- **Task to complete**
Count the lines below that contain "Higher". Give only the number.

____________

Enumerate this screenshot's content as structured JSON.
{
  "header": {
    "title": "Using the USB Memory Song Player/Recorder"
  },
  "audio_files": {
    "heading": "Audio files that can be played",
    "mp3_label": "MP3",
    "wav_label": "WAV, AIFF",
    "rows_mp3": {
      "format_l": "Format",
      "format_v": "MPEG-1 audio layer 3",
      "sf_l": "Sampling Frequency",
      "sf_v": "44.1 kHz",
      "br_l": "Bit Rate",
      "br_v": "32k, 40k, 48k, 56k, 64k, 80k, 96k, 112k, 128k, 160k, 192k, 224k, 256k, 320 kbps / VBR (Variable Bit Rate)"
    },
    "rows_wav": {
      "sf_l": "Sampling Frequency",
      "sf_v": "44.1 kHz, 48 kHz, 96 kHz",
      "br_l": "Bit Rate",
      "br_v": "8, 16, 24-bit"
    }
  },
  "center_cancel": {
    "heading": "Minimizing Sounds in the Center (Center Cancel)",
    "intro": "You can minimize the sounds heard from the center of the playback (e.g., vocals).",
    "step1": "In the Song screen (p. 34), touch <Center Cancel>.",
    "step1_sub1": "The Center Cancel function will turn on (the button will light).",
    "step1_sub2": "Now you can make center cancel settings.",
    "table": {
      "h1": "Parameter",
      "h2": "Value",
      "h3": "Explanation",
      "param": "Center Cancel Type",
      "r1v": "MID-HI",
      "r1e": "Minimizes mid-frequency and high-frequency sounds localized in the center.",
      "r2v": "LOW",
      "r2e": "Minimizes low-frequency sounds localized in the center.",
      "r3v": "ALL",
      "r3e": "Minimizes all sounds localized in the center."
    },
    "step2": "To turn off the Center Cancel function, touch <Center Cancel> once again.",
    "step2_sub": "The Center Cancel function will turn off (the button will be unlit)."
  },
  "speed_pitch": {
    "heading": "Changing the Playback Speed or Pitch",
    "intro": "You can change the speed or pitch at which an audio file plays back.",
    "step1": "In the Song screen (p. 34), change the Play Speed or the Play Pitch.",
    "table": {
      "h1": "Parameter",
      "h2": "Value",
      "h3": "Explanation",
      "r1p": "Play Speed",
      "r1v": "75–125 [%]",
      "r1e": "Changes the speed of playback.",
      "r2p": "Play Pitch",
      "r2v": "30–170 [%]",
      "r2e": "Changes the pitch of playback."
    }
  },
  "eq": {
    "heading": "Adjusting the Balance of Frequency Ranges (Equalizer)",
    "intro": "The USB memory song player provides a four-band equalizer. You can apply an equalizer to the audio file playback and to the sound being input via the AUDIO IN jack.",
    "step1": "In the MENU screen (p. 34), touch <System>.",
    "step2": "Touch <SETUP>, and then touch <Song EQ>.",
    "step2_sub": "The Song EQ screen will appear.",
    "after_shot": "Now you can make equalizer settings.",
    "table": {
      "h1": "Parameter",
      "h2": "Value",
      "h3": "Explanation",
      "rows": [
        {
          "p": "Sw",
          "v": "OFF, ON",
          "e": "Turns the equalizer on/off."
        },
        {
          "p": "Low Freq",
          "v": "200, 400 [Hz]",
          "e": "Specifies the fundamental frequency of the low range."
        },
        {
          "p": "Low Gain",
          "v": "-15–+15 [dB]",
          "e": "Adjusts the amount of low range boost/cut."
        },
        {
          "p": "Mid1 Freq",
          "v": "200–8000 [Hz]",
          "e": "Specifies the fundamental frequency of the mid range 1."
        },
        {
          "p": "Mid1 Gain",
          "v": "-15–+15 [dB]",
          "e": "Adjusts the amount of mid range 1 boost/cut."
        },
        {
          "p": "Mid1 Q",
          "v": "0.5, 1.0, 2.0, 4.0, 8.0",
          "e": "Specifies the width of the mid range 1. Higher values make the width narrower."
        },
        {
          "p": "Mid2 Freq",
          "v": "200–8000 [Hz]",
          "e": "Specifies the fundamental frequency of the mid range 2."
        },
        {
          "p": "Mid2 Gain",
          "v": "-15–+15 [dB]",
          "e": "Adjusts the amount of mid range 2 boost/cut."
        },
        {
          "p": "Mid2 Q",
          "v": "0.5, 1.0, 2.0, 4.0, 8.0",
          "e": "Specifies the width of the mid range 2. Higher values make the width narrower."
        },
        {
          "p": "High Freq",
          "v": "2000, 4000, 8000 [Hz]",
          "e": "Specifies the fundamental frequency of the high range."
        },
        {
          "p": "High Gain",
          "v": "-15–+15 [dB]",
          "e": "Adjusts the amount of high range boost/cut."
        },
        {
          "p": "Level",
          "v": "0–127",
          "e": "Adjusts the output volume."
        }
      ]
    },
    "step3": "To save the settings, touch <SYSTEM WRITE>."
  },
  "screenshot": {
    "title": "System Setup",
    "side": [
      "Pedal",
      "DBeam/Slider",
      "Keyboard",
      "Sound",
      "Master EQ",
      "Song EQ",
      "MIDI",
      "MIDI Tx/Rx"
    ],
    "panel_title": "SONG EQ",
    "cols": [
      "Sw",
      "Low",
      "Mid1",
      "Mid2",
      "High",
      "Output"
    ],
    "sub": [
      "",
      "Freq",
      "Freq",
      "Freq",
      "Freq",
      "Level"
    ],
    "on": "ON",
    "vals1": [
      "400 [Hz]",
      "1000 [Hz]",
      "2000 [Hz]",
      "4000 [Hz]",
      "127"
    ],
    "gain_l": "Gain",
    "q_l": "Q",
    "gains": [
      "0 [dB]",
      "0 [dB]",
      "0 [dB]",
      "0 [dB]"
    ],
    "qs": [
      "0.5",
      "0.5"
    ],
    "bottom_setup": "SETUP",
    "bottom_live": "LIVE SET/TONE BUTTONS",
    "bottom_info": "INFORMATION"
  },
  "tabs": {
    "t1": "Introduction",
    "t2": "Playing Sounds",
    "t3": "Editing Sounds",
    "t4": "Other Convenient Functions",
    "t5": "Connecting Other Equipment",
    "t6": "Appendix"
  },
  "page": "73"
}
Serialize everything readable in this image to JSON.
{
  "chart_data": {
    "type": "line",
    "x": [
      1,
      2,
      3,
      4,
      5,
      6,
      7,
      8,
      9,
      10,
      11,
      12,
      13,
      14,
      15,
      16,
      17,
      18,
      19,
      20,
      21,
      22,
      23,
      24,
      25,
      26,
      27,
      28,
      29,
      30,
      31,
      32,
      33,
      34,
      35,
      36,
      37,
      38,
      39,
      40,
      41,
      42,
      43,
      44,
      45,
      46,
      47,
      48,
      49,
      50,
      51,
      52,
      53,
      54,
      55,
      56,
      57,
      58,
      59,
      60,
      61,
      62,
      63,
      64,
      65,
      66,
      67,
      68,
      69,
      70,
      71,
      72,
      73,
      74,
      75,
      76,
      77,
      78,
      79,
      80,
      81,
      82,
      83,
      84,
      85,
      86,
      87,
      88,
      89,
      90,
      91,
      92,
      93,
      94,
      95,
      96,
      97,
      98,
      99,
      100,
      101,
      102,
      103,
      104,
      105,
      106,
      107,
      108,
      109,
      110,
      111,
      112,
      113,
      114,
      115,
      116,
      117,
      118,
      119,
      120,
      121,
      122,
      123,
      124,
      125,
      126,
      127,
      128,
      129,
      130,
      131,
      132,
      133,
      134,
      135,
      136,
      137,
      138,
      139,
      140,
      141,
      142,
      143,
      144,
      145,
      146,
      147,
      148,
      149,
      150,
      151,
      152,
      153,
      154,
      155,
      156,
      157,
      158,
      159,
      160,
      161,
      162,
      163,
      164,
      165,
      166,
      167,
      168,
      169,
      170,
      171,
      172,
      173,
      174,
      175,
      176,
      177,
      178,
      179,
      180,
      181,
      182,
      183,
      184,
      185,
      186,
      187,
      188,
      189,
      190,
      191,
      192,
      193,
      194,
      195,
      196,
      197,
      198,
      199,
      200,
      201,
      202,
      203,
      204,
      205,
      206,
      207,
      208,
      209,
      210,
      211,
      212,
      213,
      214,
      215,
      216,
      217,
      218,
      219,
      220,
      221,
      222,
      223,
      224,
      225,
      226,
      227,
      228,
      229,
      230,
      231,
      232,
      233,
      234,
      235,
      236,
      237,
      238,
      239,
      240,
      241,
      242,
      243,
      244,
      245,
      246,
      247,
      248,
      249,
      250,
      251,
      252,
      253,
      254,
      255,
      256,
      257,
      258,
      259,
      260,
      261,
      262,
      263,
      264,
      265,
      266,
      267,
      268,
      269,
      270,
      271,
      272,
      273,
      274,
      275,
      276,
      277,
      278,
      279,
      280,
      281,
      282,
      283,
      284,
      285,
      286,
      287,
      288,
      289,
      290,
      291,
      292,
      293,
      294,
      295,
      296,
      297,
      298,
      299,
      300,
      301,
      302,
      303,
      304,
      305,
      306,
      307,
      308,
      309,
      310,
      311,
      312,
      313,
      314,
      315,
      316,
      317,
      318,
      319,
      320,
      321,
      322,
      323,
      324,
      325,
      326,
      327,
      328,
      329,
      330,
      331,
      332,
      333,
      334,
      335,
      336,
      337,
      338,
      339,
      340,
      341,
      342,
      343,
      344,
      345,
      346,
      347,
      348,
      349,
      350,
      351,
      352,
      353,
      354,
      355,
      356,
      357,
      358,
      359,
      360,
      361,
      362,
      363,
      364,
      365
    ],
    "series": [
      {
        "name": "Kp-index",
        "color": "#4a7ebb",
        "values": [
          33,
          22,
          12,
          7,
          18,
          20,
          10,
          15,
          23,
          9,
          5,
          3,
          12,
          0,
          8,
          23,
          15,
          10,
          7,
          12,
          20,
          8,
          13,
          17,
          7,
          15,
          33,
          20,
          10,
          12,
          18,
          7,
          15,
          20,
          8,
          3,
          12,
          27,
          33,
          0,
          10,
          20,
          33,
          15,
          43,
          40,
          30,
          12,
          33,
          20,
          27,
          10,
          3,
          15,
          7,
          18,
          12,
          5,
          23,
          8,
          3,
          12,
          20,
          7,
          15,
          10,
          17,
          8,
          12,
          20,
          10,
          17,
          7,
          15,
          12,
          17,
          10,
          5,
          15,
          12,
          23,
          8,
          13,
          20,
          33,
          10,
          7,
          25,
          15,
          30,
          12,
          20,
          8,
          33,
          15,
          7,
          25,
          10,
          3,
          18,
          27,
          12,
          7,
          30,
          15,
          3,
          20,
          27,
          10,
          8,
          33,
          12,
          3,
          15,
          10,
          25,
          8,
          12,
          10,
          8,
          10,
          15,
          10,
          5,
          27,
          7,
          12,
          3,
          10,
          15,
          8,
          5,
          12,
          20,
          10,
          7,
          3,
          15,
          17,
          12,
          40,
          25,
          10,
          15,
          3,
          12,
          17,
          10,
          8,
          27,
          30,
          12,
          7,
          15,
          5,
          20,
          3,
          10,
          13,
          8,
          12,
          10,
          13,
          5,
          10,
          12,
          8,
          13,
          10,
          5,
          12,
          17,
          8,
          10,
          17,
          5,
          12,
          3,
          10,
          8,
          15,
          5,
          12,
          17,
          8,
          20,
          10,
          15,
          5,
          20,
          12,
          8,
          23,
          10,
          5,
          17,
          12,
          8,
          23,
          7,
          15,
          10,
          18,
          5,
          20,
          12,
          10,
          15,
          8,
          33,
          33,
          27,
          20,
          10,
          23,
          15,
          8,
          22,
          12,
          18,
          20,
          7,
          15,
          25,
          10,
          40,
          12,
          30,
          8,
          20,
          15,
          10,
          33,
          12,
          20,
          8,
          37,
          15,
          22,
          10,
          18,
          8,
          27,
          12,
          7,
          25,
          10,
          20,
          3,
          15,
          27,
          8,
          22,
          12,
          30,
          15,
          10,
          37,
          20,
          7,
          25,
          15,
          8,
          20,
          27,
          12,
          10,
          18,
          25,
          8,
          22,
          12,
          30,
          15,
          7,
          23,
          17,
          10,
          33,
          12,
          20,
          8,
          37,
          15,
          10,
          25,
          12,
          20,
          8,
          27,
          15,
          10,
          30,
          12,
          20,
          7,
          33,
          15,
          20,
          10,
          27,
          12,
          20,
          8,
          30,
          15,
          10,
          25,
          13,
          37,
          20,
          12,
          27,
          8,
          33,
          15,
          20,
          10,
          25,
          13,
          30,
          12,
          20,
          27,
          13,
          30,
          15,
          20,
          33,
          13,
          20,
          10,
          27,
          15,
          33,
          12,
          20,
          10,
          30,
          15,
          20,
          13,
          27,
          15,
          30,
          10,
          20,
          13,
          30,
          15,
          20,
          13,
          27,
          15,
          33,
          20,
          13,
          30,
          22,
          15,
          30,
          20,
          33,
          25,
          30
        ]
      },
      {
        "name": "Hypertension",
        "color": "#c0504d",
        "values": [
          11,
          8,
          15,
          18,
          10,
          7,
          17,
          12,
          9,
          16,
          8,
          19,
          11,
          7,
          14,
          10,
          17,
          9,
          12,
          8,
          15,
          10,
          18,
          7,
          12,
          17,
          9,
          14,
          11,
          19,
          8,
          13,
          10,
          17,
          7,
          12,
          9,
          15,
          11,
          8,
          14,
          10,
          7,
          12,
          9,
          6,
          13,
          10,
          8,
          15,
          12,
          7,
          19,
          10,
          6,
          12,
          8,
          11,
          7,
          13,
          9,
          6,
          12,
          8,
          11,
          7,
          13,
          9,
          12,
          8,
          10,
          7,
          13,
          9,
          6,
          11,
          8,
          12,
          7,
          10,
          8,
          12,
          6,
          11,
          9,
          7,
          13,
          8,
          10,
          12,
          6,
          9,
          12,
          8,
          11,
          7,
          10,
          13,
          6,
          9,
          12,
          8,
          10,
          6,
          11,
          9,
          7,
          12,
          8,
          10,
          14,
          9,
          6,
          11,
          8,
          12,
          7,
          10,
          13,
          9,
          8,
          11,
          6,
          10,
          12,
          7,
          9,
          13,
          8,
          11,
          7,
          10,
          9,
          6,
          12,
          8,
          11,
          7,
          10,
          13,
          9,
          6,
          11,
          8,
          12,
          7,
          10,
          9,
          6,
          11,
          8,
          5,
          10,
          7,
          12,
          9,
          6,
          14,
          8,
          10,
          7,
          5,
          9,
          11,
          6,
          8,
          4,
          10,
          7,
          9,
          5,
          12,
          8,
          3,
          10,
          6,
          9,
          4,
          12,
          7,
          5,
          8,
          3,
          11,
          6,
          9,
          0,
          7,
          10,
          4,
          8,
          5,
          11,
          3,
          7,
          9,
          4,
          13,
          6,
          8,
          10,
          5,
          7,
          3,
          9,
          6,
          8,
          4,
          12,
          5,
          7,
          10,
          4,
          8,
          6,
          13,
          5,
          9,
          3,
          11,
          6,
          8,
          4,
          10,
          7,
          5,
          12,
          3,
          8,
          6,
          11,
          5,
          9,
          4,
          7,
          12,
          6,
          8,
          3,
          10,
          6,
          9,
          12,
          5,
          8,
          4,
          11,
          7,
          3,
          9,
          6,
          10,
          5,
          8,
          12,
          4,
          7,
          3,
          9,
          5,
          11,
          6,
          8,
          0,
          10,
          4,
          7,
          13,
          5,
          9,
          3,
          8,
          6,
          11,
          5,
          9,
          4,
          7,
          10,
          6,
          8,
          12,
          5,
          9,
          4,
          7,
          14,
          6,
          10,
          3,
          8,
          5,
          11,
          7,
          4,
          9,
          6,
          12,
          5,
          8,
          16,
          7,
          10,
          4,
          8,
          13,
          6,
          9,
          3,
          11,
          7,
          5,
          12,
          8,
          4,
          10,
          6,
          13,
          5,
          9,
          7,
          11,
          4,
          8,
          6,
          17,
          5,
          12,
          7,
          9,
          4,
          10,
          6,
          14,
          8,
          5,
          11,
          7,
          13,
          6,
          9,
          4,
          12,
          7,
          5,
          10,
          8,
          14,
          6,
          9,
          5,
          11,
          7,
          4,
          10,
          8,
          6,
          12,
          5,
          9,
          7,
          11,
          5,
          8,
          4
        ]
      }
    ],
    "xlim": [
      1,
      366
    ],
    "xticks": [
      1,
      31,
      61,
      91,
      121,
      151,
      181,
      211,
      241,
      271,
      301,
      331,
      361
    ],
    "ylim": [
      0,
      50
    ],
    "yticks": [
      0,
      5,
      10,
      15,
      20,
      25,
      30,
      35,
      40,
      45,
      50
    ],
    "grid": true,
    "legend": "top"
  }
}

____________

- **Output of the exercise**
2